=== Exercise data ===
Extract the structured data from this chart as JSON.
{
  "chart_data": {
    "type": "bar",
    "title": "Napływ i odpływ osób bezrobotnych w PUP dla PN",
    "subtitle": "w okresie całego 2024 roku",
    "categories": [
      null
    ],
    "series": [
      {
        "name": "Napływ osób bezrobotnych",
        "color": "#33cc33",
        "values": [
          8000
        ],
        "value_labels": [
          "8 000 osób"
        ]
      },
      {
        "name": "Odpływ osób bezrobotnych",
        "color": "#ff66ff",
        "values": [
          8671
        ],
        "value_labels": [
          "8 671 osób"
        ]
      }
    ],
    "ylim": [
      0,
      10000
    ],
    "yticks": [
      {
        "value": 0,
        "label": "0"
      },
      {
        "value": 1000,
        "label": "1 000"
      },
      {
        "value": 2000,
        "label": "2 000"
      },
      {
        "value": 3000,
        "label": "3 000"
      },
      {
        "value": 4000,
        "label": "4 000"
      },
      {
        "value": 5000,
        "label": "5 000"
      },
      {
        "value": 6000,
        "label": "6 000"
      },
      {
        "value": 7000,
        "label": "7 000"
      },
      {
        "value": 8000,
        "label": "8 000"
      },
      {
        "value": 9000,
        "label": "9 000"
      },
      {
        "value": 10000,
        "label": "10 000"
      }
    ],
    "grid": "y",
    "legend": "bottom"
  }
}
===
→ Short task
Give the number of lines containing the word "name". No other answer is needed.

→ Complete answer
2